» PROMPT: Render the following material again verbatim, leaving nothing out.

» DATA ROWS:
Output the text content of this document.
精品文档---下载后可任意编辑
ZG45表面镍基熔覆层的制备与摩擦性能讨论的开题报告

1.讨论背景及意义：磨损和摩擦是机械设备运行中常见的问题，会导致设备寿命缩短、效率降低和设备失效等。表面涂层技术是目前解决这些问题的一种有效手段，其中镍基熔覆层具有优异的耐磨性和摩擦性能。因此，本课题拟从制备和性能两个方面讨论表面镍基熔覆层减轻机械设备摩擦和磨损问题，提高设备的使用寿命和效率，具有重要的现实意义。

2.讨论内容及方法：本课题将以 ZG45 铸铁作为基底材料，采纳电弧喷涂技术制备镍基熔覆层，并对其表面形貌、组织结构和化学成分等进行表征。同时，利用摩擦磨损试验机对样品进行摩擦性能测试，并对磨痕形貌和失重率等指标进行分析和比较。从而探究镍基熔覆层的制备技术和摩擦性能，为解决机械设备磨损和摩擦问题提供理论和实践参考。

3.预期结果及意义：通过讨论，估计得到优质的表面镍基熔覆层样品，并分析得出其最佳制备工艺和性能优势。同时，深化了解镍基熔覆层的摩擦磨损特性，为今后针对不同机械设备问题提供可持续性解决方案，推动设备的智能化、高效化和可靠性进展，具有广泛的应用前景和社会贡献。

» CORRECT RESULT:
Output the text content of this document.
精品文档---下载后可任意编辑
ZG45表面镍基熔覆层的制备与摩擦性能讨论的开题报告

1.讨论背景及意义：磨损和摩擦是机械设备运行中常见的问题，会导致设备寿命缩短、效率降低和设备失效等。表面涂层技术是目前解决这些问题的一种有效手段，其中镍基熔覆层具有优异的耐磨性和摩擦性能。因此，本课题拟从制备和性能两个方面讨论表面镍基熔覆层减轻机械设备摩擦和磨损问题，提高设备的使用寿命和效率，具有重要的现实意义。

2.讨论内容及方法：本课题将以 ZG45 铸铁作为基底材料，采纳电弧喷涂技术制备镍基熔覆层，并对其表面形貌、组织结构和化学成分等进行表征。同时，利用摩擦磨损试验机对样品进行摩擦性能测试，并对磨痕形貌和失重率等指标进行分析和比较。从而探究镍基熔覆层的制备技术和摩擦性能，为解决机械设备磨损和摩擦问题提供理论和实践参考。

3.预期结果及意义：通过讨论，估计得到优质的表面镍基熔覆层样品，并分析得出其最佳制备工艺和性能优势。同时，深化了解镍基熔覆层的摩擦磨损特性，为今后针对不同机械设备问题提供可持续性解决方案，推动设备的智能化、高效化和可靠性进展，具有广泛的应用前景和社会贡献。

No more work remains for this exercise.